**ЗАДАНИЯ К ВЫПОЛНЕНИЮ:**
(a) Перепишите часть интервью об ультракультуре от «СС: В таком» до «общество той эпохи.», заменив «сытое» на «богатое».
(b) Что, согласно интервью об ультракультуре, выросло из здравых предпосылок контркультуры, а затем выродилось в основное оружие мира, против которого она боролась?
(c) Продолжите интервью об ультракультуре с того места, где оно обрывается.

**ТЕКСТ ДЛЯ ЧТЕНИЯ:**
□ □ □ □ □

ИК: Начнем с того, что «Ультра. Культура» — неологизм, который мы сами придумали. Это то, что лежит за пределами культурного мейнстрима. «Ультра. Культура» шире контркультуры. Так, например, можно ли назвать традиционалистскую философию контркультурой? Ни в коем случае. Однако в современном мире она находится за пределами мейнстрима и, значит, становится частью ультракультуры. Какое-то явление контркультуры вполне может быть адаптировано мейнстримом, что сейчас происходит сплошь и рядом. А «Ультра. Культура» — это то, что мейнстримная культура пытается отвергнуть, табуировать, объявить вне закона. Контркультура — социоэстетический термин, «Ультра. Культура» — политический.
СС: В таком случае ставите ли вы перед «Ультра. Культурой» задачу изменить сегодняшний мир? Как это сделала контркультура 1960-х годов, которая воспитала новое молодое поколение, взорвавшее сытое, благополучное, самодовольное западное общество той эпохи.
ИК: Нет, речь идет не об этом. Если уж совсем просто объяснять, в современном мире есть дискурсы, которые хотят господствовать, и те, которые сопротивляются этому. Политический контекст ультракультуры состоит в том, чтобы поддерживать идеи, протестующие против узурпации интеллектуального пространства. Это культурная аналогия геополитической борьбы против однополярного мира.
Однако контркультура 1960-х, действительно изменив западный мир, кое-где подъела свои собственные корни, а то и, как змея, укусила сама себя за хвост. Так, политкорректность, выросшая из совершенно здравых предпосылок контркультуры, направленных на борьбу с кастовым расистским миром классической капиталистической культуры, в результате выродилась в основное оружие этого самого мира, против которого контркультура боролась.
Поэзия в подавляющем большинстве случаев необъяснима для самого поэта.
Такая диалектика в культуре встречается постоянно. Потому что любой культурный символ полисемантичен. А значит, его всегда можно присвоить, экспроприировать. Поэтому в культуре все время идет война за значение символов. И в этой войне даже символы, которые в какой-то период кажутся оппозиционными господствующему дискурсу, буквально через несколько лет становятся его основными символами.
Поэтому культура — это всегда процесс. Художник, чтобы отстоять свою культурную самостоятельность, должен все время обращаться к новым образам, метафорам, символам, способам выражения. Нельзя один раз что-то написать, нарисовать, пропеть, удовлетвориться этим и сказать: ну вот и все, я заявил о себе. Всепожирающая коса времени вскоре или уничтожит высказывание или, что еще печальнее, вывернет его на сто восемьдесят градусов и превратит в собственную противоположность.
СС: Какова же в этой ситуации роль культурной традиции?

□ □ □ □ □

Данные анализа макета документа
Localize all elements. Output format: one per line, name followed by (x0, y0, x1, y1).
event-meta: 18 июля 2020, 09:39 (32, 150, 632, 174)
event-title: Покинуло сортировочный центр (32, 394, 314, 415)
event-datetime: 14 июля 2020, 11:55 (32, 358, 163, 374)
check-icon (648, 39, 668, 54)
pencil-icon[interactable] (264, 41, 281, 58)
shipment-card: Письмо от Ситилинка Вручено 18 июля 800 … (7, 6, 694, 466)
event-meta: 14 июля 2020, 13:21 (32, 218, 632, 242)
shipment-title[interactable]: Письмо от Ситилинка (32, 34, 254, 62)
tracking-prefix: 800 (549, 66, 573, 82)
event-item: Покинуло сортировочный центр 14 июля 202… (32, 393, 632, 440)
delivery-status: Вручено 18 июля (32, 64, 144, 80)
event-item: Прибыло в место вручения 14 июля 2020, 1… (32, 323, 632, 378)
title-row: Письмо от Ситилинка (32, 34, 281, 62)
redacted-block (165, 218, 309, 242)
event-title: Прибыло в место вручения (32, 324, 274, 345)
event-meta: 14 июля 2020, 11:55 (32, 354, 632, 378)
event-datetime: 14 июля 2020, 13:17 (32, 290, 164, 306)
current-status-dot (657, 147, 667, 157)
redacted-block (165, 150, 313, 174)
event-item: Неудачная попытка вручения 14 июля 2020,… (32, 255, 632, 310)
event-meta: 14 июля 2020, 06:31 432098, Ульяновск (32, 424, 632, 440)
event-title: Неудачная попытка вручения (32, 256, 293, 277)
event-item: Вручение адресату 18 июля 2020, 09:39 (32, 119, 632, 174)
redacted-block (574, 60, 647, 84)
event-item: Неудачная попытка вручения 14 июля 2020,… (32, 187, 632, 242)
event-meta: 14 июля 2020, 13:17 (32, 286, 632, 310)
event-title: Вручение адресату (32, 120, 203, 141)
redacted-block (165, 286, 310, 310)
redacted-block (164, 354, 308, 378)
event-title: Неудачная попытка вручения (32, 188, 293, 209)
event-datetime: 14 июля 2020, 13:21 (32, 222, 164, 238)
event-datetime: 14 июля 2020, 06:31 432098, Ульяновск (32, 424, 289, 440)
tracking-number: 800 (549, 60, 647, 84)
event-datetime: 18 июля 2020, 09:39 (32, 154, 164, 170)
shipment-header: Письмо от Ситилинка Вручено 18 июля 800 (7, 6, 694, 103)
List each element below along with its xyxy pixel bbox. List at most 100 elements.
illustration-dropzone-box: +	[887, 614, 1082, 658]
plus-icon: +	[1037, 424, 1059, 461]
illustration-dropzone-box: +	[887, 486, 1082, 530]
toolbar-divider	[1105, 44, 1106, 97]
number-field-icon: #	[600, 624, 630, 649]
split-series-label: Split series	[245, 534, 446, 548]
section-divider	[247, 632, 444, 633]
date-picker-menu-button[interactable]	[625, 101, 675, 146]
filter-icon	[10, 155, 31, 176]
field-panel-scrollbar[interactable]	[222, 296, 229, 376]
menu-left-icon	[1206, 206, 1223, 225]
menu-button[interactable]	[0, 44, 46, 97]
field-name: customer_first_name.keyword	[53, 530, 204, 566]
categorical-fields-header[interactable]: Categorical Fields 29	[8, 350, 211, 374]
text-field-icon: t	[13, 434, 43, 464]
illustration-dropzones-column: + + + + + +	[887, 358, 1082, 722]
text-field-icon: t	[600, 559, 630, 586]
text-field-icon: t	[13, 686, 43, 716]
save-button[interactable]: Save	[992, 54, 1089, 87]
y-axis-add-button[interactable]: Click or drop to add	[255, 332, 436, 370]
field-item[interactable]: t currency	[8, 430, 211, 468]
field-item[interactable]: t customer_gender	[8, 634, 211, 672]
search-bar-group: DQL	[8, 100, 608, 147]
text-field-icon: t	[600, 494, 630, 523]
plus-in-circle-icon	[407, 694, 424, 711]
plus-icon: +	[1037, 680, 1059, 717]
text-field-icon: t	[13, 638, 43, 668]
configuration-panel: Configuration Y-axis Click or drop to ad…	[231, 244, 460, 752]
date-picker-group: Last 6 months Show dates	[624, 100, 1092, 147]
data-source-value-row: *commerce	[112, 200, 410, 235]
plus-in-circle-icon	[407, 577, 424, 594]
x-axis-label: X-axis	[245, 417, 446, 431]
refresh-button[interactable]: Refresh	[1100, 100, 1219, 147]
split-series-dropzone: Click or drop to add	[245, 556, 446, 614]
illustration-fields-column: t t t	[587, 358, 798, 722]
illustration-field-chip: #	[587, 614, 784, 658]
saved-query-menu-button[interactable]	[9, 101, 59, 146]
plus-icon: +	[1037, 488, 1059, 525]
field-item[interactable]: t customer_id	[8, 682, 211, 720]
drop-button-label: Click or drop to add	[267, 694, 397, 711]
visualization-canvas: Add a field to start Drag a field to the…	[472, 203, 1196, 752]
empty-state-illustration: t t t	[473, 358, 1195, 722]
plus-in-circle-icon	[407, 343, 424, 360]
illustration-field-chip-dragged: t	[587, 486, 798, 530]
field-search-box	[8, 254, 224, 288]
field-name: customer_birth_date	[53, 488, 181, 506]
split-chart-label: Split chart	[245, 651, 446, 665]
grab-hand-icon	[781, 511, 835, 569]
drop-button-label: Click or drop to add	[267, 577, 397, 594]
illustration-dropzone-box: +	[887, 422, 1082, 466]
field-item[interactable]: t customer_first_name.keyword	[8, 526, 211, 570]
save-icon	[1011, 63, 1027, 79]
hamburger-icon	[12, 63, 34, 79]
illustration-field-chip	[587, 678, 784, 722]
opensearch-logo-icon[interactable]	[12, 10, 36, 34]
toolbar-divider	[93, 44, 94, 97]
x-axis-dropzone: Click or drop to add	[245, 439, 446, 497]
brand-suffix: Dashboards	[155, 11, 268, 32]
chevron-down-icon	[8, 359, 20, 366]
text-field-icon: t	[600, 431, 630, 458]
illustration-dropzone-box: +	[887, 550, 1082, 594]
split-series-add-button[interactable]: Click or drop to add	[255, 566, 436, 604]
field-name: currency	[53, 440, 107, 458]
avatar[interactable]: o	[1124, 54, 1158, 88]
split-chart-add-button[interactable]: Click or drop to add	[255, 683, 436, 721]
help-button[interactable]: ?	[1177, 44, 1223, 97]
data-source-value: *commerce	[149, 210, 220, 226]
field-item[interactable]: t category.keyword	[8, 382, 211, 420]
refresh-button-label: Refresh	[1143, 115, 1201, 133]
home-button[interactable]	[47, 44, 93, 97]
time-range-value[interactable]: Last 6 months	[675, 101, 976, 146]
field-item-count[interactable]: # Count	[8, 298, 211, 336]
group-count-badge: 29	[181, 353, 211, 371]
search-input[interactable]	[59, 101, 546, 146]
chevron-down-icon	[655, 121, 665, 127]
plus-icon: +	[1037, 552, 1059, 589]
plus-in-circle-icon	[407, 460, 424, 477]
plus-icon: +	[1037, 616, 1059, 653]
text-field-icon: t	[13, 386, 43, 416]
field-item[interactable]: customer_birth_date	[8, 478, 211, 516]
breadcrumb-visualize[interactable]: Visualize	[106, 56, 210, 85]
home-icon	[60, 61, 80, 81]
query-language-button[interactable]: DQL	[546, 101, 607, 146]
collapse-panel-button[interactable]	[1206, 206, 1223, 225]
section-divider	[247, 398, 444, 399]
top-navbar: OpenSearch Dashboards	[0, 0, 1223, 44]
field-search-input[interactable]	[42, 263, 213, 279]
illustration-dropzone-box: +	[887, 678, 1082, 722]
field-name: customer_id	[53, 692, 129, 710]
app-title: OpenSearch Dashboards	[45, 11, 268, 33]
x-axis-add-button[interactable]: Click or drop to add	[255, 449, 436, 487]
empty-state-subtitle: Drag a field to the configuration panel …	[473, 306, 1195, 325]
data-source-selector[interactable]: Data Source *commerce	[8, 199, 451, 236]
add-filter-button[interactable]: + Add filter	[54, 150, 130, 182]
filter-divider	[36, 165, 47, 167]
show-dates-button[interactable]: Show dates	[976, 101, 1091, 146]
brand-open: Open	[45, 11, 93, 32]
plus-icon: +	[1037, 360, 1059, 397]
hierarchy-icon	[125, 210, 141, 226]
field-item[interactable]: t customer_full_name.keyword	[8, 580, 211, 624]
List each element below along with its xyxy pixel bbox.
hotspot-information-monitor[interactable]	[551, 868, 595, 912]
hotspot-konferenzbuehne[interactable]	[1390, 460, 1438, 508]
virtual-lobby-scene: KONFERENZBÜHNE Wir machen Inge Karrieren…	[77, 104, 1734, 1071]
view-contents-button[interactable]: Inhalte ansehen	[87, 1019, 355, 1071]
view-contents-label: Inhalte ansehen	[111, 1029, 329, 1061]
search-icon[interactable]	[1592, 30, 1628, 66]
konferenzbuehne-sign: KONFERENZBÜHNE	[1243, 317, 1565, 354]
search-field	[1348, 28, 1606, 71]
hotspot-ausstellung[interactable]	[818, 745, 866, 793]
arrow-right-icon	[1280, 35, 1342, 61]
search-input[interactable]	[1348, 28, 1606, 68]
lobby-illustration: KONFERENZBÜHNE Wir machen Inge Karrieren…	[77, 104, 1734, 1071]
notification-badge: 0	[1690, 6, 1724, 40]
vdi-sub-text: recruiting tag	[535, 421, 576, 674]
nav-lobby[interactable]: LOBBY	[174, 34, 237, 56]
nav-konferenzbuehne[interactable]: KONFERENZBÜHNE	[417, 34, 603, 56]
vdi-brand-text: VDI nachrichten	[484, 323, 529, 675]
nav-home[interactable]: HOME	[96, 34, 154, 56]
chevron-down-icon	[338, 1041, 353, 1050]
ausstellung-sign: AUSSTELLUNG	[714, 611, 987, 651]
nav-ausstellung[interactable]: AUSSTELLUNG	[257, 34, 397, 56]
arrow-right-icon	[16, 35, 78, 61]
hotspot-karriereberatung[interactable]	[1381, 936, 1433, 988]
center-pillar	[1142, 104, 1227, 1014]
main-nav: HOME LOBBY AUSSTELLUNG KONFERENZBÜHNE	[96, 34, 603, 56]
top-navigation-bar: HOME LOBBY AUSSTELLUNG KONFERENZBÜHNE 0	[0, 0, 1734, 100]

□ □ □ □ □

**ОТВЕТЫ:**
(a)
СС: В таком случае ставите ли вы перед «Ультра. Культурой» задачу изменить сегодняшний мир? Как это сделала контркультура 1960-х годов, которая воспитала новое молодое поколение, взорвавшее богатое, благополучное, самодовольное западное общество той эпохи.

(b) Политкорректность.

(c)
ИК: Я часто говорю не культура и ультра. культура, а культура и искусство. Культура для меня — это проговаривание текстов, утративших действенный смысл. Представьте себе, что священник строит свою сегодняшнюю проповедь на отрывке из Евангелия, где Христос говорит юноше: пойди и раздай все свое добро. Можно сразу, без всякого социологического опроса сказать, сколько людей из тех, кто слушал эту проповедь, выйдя из церкви, выполнят завет Христа. Точно так же люди ходят в театр, отсиживают оперное представление, просто потому, что так принято.
Искусство обычно содержит в себе новые смыслы, которые невыносимы для обыденного человеческого сознания. И тогда культура выступает в роли организма, который снимает непосильные для человека смыслы искусства, переваривает их и превращает в нечто удобное и потребляемое. Иначе говоря, вырабатывает социальный иммунитет к искусству. В результате этого так называемого процесса культурного усвоения даже самое бунтарское безумное высказывание становится фактом изучения на уроках литературы или истории искусств и теряет всю свою действенность. Поэтому действующее начало в художнике должно постоянно атаковать инерцию с новых позиций, изобретать новые формы, зная, что любая революция, любой самый гениальный прорыв будет разжеван культурой зачастую уже при жизни творца. Пример — рок-н-ролл, который сегодня стал потребительской областью музыки, рассчитанной на определенную возрастную категорию, отрабатывающей инструменты социализации и дающей легализованный выход подростковой агрессивности. Это уже не бунтарская музыка, а карманная революция от корпорации MTV. То же самое часто происходит и с поэзией.
Культура делает с искусством то же, что микробиолог делает со штаммом болезнетворных бактерий, превращая их в лечебную вакцину. Однако нельзя забывать, что в вакцине все равно остается вирулентная возможность. То есть, предположим, из двухсот детей, привитых от кори, сто девяносто девять отреагируют легким повышением температуры, а двухсотый заболеет. Точно так же в полностью, казалось бы, обезвреженном классическом искусстве все время сохраняется тайная возможность бунта.